WHAT YOU WILL DO: Repeat all of the data precisely.

* Start *

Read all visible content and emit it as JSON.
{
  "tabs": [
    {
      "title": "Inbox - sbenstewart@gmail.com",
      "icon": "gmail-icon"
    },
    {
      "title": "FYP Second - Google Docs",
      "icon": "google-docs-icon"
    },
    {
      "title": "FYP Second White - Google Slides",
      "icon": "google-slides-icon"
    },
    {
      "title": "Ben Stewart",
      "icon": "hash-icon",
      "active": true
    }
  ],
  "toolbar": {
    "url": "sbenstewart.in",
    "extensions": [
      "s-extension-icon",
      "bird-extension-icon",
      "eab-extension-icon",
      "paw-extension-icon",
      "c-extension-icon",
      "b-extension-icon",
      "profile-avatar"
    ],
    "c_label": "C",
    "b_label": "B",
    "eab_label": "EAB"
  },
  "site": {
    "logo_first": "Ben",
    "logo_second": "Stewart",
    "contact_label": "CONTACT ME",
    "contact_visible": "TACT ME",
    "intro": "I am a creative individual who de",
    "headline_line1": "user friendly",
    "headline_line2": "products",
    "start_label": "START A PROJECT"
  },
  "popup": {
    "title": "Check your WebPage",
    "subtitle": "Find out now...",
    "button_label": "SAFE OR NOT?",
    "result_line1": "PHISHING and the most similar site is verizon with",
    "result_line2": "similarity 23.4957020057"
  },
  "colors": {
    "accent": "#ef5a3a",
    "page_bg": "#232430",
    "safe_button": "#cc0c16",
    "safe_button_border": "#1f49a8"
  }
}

* End *

TASK RESULT:
Read all visible content and emit it as JSON.
{
  "tabs": [
    {
      "title": "Inbox - sbenstewart@gmail.com",
      "icon": "gmail-icon"
    },
    {
      "title": "FYP Second - Google Docs",
      "icon": "google-docs-icon"
    },
    {
      "title": "FYP Second White - Google Slides",
      "icon": "google-slides-icon"
    },
    {
      "title": "Ben Stewart",
      "icon": "hash-icon",
      "active": true
    }
  ],
  "toolbar": {
    "url": "sbenstewart.in",
    "extensions": [
      "s-extension-icon",
      "bird-extension-icon",
      "eab-extension-icon",
      "paw-extension-icon",
      "c-extension-icon",
      "b-extension-icon",
      "profile-avatar"
    ],
    "c_label": "C",
    "b_label": "B",
    "eab_label": "EAB"
  },
  "site": {
    "logo_first": "Ben",
    "logo_second": "Stewart",
    "contact_label": "CONTACT ME",
    "contact_visible": "TACT ME",
    "intro": "I am a creative individual who de",
    "headline_line1": "user friendly",
    "headline_line2": "products",
    "start_label": "START A PROJECT"
  },
  "popup": {
    "title": "Check your WebPage",
    "subtitle": "Find out now...",
    "button_label": "SAFE OR NOT?",
    "result_line1": "PHISHING and the most similar site is verizon with",
    "result_line2": "similarity 23.4957020057"
  },
  "colors": {
    "accent": "#ef5a3a",
    "page_bg": "#232430",
    "safe_button": "#cc0c16",
    "safe_button_border": "#1f49a8"
  }
}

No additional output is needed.